(Data records)

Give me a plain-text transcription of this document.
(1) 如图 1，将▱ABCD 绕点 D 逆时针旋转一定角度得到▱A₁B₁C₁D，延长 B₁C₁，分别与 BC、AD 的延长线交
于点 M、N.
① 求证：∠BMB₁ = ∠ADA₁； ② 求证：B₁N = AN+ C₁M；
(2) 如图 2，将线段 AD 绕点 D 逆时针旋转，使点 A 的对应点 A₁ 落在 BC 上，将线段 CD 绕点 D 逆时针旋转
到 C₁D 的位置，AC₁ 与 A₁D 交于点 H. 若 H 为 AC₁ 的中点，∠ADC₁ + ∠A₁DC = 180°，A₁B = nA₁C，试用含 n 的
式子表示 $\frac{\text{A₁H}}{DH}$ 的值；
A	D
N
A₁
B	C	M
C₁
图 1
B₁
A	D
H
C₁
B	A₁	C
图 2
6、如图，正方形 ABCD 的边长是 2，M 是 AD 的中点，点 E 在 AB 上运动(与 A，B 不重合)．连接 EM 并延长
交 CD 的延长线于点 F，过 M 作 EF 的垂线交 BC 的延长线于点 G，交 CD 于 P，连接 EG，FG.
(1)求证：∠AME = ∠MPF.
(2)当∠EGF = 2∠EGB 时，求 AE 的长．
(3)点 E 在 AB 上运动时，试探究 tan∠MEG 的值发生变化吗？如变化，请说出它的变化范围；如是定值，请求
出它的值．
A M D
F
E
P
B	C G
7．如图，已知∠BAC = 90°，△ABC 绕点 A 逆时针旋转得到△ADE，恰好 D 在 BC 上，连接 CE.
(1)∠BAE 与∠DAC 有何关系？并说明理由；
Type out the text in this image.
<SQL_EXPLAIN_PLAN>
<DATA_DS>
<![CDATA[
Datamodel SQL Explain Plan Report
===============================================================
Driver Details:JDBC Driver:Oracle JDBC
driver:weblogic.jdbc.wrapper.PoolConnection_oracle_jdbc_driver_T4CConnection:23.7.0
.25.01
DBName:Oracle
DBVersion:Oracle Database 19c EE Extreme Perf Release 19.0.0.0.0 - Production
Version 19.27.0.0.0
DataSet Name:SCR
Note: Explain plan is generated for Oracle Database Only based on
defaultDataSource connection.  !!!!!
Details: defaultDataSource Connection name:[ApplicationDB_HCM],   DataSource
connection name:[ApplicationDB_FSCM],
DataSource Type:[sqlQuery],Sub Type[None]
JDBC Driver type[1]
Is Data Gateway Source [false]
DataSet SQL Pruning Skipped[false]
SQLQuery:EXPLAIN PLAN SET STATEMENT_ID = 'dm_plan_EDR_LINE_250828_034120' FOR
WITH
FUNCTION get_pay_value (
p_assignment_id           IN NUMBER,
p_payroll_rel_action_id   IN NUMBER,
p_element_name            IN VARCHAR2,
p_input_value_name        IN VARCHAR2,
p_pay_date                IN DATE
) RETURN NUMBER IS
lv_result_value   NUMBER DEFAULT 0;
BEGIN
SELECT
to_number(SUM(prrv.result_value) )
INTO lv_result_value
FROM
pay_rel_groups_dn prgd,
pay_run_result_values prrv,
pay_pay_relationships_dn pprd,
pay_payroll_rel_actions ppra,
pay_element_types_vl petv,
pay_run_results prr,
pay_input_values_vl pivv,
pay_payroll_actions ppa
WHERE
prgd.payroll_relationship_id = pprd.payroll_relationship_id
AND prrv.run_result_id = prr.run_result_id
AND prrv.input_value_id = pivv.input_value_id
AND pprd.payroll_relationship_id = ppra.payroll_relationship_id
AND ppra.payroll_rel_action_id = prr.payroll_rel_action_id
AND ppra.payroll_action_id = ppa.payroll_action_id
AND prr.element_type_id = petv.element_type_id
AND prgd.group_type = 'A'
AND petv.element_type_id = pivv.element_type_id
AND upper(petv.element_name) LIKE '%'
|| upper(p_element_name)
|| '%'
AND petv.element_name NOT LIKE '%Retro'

▶ Given problem:
Copy every line of the entries above in which "Details" occurs.

▶ Task output:
Driver Details:JDBC Driver:Oracle JDBC
Details: defaultDataSource Connection name:[ApplicationDB_HCM],   DataSource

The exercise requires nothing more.